= TASK =
Pull every line that holds the word "ngẫu" from the entries.

─── ENTRIES SHOWN

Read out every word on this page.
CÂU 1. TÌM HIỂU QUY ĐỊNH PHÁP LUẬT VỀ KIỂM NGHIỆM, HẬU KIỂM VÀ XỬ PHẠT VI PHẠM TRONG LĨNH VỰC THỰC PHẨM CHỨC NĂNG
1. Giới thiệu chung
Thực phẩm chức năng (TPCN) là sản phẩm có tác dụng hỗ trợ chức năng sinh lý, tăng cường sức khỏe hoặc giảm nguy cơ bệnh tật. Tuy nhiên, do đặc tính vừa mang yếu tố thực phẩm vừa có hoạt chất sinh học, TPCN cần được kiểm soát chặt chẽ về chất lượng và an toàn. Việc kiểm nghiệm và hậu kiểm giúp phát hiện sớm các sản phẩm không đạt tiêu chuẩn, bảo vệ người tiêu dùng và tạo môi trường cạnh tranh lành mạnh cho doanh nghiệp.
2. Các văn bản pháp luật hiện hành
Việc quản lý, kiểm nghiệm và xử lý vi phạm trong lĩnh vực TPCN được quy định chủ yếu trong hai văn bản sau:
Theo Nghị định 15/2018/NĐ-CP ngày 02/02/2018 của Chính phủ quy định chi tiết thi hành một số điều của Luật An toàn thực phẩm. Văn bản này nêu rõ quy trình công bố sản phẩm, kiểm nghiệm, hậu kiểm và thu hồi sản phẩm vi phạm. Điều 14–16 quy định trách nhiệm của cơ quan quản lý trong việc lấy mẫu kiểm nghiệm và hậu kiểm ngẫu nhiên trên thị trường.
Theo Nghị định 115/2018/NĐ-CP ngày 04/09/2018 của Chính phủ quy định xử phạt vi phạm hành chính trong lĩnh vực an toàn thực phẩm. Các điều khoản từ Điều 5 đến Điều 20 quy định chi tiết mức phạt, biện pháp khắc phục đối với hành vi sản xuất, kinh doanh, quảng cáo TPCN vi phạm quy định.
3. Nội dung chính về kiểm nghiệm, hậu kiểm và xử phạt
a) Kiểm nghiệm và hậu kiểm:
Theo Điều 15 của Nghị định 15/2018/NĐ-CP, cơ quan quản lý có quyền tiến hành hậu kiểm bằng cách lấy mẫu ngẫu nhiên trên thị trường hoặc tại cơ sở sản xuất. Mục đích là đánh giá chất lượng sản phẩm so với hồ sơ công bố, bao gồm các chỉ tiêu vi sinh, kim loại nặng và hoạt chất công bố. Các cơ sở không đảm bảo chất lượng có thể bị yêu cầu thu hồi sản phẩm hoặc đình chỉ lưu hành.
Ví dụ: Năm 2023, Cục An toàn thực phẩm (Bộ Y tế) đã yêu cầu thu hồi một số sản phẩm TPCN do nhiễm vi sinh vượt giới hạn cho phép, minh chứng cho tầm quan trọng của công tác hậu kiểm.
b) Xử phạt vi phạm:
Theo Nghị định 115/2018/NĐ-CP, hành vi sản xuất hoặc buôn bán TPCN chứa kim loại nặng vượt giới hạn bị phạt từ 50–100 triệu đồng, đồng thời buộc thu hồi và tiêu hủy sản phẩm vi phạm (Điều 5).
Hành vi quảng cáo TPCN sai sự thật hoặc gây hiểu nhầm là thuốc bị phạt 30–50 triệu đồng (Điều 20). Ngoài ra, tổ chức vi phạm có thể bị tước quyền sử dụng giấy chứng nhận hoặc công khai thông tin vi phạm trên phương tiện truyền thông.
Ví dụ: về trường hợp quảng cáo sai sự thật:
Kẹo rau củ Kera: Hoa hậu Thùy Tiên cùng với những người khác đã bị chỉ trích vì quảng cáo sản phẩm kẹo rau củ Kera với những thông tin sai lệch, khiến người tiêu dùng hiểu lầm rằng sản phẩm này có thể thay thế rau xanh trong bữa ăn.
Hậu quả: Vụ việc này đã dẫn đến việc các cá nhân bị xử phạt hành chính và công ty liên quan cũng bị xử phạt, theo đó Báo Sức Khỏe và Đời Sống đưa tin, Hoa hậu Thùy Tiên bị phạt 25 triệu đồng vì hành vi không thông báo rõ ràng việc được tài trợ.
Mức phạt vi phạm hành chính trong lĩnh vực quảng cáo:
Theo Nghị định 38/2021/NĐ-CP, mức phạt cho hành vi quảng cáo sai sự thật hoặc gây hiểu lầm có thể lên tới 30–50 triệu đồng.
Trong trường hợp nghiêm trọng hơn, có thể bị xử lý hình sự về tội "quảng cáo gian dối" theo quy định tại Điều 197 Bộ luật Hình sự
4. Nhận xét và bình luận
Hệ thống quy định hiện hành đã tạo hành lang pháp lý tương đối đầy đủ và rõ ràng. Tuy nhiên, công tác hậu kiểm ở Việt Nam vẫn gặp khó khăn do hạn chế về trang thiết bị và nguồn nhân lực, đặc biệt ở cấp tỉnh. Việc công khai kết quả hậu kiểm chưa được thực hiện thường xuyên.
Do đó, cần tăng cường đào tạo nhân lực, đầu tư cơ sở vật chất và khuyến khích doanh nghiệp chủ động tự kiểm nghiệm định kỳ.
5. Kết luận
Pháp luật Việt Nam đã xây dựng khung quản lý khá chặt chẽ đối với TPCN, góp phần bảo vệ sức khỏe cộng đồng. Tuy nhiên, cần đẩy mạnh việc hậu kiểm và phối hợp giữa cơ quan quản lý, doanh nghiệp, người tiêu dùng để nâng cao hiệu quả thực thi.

──────
─── ENTRIES SHOWN

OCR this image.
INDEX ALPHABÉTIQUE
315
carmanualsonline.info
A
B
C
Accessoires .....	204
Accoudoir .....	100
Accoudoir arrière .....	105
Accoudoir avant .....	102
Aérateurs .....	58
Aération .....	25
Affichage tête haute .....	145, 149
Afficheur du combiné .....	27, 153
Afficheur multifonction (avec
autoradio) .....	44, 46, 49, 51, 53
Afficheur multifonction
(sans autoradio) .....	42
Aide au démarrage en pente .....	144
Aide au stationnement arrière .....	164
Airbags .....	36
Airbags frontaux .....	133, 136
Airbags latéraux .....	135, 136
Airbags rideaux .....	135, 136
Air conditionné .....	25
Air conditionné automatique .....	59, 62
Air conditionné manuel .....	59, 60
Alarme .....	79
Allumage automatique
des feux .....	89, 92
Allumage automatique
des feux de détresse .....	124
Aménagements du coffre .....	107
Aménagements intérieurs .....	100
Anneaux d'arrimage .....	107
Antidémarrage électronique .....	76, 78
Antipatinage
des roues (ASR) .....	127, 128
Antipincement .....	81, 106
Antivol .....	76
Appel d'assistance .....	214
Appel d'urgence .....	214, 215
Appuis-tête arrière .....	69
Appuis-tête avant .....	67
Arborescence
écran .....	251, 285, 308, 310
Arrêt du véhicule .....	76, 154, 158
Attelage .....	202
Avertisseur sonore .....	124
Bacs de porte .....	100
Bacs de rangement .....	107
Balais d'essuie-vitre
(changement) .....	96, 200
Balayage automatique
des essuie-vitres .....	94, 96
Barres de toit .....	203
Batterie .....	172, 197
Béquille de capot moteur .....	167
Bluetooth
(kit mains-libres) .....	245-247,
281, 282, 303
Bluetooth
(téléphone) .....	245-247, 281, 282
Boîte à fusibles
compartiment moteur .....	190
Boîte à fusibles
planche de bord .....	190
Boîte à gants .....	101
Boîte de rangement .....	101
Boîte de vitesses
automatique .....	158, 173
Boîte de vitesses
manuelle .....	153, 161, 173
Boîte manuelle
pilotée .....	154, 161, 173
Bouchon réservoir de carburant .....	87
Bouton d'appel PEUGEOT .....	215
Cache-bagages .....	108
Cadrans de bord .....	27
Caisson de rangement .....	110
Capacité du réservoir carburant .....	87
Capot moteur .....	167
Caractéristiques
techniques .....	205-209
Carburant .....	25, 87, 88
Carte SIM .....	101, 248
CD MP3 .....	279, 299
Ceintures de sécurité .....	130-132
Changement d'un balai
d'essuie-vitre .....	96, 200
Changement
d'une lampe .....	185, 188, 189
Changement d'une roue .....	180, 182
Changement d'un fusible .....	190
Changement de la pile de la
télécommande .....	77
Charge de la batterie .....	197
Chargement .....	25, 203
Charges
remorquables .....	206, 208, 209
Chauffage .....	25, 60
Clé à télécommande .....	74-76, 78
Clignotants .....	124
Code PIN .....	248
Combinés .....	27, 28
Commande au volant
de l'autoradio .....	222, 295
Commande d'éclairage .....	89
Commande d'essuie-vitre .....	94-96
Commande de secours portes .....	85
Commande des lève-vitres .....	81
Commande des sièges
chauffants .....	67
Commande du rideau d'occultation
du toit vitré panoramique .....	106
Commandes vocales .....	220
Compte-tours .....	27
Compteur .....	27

──────

= ANSWER FOR THE TASK =
Theo Nghị định 15/2018/NĐ-CP ngày 02/02/2018 của Chính phủ quy định chi tiết thi hành một số điều của Luật An toàn thực phẩm. Văn bản này nêu rõ quy trình công bố sản phẩm, kiểm nghiệm, hậu kiểm và thu hồi sản phẩm vi phạm. Điều 14–16 quy định trách nhiệm của cơ quan quản lý trong việc lấy mẫu kiểm nghiệm và hậu kiểm ngẫu nhiên trên thị trường.
Theo Điều 15 của Nghị định 15/2018/NĐ-CP, cơ quan quản lý có quyền tiến hành hậu kiểm bằng cách lấy mẫu ngẫu nhiên trên thị trường hoặc tại cơ sở sản xuất. Mục đích là đánh giá chất lượng sản phẩm so với hồ sơ công bố, bao gồm các chỉ tiêu vi sinh, kim loại nặng và hoạt chất công bố. Các cơ sở không đảm bảo chất lượng có thể bị yêu cầu thu hồi sản phẩm hoặc đình chỉ lưu hành.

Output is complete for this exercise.